*YOUR TASK:* Every record below should be printed exactly as it appears.

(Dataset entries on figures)
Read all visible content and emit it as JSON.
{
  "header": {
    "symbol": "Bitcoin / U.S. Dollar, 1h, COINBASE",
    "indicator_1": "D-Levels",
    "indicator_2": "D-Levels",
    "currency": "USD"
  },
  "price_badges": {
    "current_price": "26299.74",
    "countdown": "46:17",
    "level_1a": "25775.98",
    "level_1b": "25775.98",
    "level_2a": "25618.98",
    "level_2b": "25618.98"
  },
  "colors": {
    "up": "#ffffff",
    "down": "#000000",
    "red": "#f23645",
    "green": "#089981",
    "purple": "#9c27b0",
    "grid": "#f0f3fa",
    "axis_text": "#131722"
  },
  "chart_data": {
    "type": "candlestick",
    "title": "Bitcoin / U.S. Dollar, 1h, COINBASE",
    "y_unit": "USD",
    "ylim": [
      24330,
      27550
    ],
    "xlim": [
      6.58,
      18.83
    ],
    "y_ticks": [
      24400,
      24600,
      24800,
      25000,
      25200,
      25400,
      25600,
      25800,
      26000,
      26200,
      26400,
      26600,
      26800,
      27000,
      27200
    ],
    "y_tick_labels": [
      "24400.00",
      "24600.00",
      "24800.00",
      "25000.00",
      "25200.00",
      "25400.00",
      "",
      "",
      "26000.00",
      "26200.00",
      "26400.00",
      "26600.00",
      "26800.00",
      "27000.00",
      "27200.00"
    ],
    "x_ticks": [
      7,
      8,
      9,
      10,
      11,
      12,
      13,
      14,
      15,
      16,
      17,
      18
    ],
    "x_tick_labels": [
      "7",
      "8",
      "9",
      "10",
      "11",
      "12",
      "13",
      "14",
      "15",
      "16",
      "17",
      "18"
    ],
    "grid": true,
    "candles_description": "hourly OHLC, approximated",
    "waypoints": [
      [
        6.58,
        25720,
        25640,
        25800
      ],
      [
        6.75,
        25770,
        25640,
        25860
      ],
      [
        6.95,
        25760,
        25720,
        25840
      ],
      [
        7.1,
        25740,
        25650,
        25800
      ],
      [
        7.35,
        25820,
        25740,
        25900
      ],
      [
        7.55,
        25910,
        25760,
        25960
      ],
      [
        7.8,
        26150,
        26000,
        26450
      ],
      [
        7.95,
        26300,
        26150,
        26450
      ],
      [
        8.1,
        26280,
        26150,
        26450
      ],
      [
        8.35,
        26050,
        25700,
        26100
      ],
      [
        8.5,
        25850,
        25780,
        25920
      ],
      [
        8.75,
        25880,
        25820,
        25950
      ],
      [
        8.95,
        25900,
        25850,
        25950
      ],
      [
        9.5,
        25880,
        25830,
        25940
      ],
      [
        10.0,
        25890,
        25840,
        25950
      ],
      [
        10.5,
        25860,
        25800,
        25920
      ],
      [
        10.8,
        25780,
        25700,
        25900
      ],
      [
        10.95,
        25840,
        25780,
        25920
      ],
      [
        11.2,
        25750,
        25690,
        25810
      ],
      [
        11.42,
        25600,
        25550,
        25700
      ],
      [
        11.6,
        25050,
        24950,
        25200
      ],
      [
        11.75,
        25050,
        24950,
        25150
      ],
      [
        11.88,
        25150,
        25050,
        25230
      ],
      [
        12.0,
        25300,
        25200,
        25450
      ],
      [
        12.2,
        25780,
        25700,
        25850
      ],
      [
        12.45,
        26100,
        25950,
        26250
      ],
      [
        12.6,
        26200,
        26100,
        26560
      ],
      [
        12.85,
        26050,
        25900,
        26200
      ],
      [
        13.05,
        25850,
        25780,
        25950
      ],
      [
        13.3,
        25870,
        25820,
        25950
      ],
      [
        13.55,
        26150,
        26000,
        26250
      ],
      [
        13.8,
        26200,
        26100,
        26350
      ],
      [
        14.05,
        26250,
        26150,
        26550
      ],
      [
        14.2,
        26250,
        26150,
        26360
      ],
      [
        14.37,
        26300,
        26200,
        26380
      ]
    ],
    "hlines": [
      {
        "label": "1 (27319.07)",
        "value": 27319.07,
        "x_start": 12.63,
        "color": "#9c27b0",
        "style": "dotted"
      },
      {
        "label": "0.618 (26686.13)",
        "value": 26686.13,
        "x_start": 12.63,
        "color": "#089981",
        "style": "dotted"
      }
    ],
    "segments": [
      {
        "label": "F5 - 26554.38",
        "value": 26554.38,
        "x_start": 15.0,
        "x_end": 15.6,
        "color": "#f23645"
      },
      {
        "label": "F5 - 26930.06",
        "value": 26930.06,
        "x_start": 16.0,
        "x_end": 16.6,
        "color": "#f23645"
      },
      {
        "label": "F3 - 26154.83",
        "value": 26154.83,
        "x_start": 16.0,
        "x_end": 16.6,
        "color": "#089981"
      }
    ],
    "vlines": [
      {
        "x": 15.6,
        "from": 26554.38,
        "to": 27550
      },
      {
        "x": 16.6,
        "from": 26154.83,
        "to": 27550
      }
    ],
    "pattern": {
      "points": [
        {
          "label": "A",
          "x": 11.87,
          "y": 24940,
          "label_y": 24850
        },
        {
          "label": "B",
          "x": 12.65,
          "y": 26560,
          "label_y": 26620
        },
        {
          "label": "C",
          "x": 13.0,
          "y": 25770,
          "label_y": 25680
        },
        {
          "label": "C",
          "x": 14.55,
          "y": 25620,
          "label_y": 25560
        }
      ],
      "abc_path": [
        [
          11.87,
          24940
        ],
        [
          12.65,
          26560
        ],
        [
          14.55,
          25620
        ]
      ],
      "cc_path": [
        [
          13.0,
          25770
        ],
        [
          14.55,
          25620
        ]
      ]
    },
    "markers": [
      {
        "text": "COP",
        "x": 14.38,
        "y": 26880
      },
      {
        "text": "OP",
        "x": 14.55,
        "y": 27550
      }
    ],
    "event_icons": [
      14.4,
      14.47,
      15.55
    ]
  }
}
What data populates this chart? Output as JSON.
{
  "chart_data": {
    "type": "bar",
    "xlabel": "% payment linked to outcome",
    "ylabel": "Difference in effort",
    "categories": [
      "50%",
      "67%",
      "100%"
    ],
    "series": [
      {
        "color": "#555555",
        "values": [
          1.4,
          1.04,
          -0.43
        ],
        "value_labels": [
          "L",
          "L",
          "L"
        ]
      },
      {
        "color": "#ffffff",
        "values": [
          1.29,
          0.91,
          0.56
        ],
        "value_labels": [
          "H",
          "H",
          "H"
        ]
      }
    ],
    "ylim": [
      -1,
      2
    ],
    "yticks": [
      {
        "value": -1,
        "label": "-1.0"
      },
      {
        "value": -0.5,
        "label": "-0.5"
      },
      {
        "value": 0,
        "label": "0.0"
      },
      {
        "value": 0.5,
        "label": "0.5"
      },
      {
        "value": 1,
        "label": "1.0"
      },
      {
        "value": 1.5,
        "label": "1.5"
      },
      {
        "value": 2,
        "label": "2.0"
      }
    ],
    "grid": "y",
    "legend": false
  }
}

*EXERCISE RESPONSE:*
Read all visible content and emit it as JSON.
{
  "header": {
    "symbol": "Bitcoin / U.S. Dollar, 1h, COINBASE",
    "indicator_1": "D-Levels",
    "indicator_2": "D-Levels",
    "currency": "USD"
  },
  "price_badges": {
    "current_price": "26299.74",
    "countdown": "46:17",
    "level_1a": "25775.98",
    "level_1b": "25775.98",
    "level_2a": "25618.98",
    "level_2b": "25618.98"
  },
  "colors": {
    "up": "#ffffff",
    "down": "#000000",
    "red": "#f23645",
    "green": "#089981",
    "purple": "#9c27b0",
    "grid": "#f0f3fa",
    "axis_text": "#131722"
  },
  "chart_data": {
    "type": "candlestick",
    "title": "Bitcoin / U.S. Dollar, 1h, COINBASE",
    "y_unit": "USD",
    "ylim": [
      24330,
      27550
    ],
    "xlim": [
      6.58,
      18.83
    ],
    "y_ticks": [
      24400,
      24600,
      24800,
      25000,
      25200,
      25400,
      25600,
      25800,
      26000,
      26200,
      26400,
      26600,
      26800,
      27000,
      27200
    ],
    "y_tick_labels": [
      "24400.00",
      "24600.00",
      "24800.00",
      "25000.00",
      "25200.00",
      "25400.00",
      "",
      "",
      "26000.00",
      "26200.00",
      "26400.00",
      "26600.00",
      "26800.00",
      "27000.00",
      "27200.00"
    ],
    "x_ticks": [
      7,
      8,
      9,
      10,
      11,
      12,
      13,
      14,
      15,
      16,
      17,
      18
    ],
    "x_tick_labels": [
      "7",
      "8",
      "9",
      "10",
      "11",
      "12",
      "13",
      "14",
      "15",
      "16",
      "17",
      "18"
    ],
    "grid": true,
    "candles_description": "hourly OHLC, approximated",
    "waypoints": [
      [
        6.58,
        25720,
        25640,
        25800
      ],
      [
        6.75,
        25770,
        25640,
        25860
      ],
      [
        6.95,
        25760,
        25720,
        25840
      ],
      [
        7.1,
        25740,
        25650,
        25800
      ],
      [
        7.35,
        25820,
        25740,
        25900
      ],
      [
        7.55,
        25910,
        25760,
        25960
      ],
      [
        7.8,
        26150,
        26000,
        26450
      ],
      [
        7.95,
        26300,
        26150,
        26450
      ],
      [
        8.1,
        26280,
        26150,
        26450
      ],
      [
        8.35,
        26050,
        25700,
        26100
      ],
      [
        8.5,
        25850,
        25780,
        25920
      ],
      [
        8.75,
        25880,
        25820,
        25950
      ],
      [
        8.95,
        25900,
        25850,
        25950
      ],
      [
        9.5,
        25880,
        25830,
        25940
      ],
      [
        10.0,
        25890,
        25840,
        25950
      ],
      [
        10.5,
        25860,
        25800,
        25920
      ],
      [
        10.8,
        25780,
        25700,
        25900
      ],
      [
        10.95,
        25840,
        25780,
        25920
      ],
      [
        11.2,
        25750,
        25690,
        25810
      ],
      [
        11.42,
        25600,
        25550,
        25700
      ],
      [
        11.6,
        25050,
        24950,
        25200
      ],
      [
        11.75,
        25050,
        24950,
        25150
      ],
      [
        11.88,
        25150,
        25050,
        25230
      ],
      [
        12.0,
        25300,
        25200,
        25450
      ],
      [
        12.2,
        25780,
        25700,
        25850
      ],
      [
        12.45,
        26100,
        25950,
        26250
      ],
      [
        12.6,
        26200,
        26100,
        26560
      ],
      [
        12.85,
        26050,
        25900,
        26200
      ],
      [
        13.05,
        25850,
        25780,
        25950
      ],
      [
        13.3,
        25870,
        25820,
        25950
      ],
      [
        13.55,
        26150,
        26000,
        26250
      ],
      [
        13.8,
        26200,
        26100,
        26350
      ],
      [
        14.05,
        26250,
        26150,
        26550
      ],
      [
        14.2,
        26250,
        26150,
        26360
      ],
      [
        14.37,
        26300,
        26200,
        26380
      ]
    ],
    "hlines": [
      {
        "label": "1 (27319.07)",
        "value": 27319.07,
        "x_start": 12.63,
        "color": "#9c27b0",
        "style": "dotted"
      },
      {
        "label": "0.618 (26686.13)",
        "value": 26686.13,
        "x_start": 12.63,
        "color": "#089981",
        "style": "dotted"
      }
    ],
    "segments": [
      {
        "label": "F5 - 26554.38",
        "value": 26554.38,
        "x_start": 15.0,
        "x_end": 15.6,
        "color": "#f23645"
      },
      {
        "label": "F5 - 26930.06",
        "value": 26930.06,
        "x_start": 16.0,
        "x_end": 16.6,
        "color": "#f23645"
      },
      {
        "label": "F3 - 26154.83",
        "value": 26154.83,
        "x_start": 16.0,
        "x_end": 16.6,
        "color": "#089981"
      }
    ],
    "vlines": [
      {
        "x": 15.6,
        "from": 26554.38,
        "to": 27550
      },
      {
        "x": 16.6,
        "from": 26154.83,
        "to": 27550
      }
    ],
    "pattern": {
      "points": [
        {
          "label": "A",
          "x": 11.87,
          "y": 24940,
          "label_y": 24850
        },
        {
          "label": "B",
          "x": 12.65,
          "y": 26560,
          "label_y": 26620
        },
        {
          "label": "C",
          "x": 13.0,
          "y": 25770,
          "label_y": 25680
        },
        {
          "label": "C",
          "x": 14.55,
          "y": 25620,
          "label_y": 25560
        }
      ],
      "abc_path": [
        [
          11.87,
          24940
        ],
        [
          12.65,
          26560
        ],
        [
          14.55,
          25620
        ]
      ],
      "cc_path": [
        [
          13.0,
          25770
        ],
        [
          14.55,
          25620
        ]
      ]
    },
    "markers": [
      {
        "text": "COP",
        "x": 14.38,
        "y": 26880
      },
      {
        "text": "OP",
        "x": 14.55,
        "y": 27550
      }
    ],
    "event_icons": [
      14.4,
      14.47,
      15.55
    ]
  }
}
What data populates this chart? Output as JSON.
{
  "chart_data": {
    "type": "bar",
    "xlabel": "% payment linked to outcome",
    "ylabel": "Difference in effort",
    "categories": [
      "50%",
      "67%",
      "100%"
    ],
    "series": [
      {
        "color": "#555555",
        "values": [
          1.4,
          1.04,
          -0.43
        ],
        "value_labels": [
          "L",
          "L",
          "L"
        ]
      },
      {
        "color": "#ffffff",
        "values": [
          1.29,
          0.91,
          0.56
        ],
        "value_labels": [
          "H",
          "H",
          "H"
        ]
      }
    ],
    "ylim": [
      -1,
      2
    ],
    "yticks": [
      {
        "value": -1,
        "label": "-1.0"
      },
      {
        "value": -0.5,
        "label": "-0.5"
      },
      {
        "value": 0,
        "label": "0.0"
      },
      {
        "value": 0.5,
        "label": "0.5"
      },
      {
        "value": 1,
        "label": "1.0"
      },
      {
        "value": 1.5,
        "label": "1.5"
      },
      {
        "value": 2,
        "label": "2.0"
      }
    ],
    "grid": "y",
    "legend": false
  }
}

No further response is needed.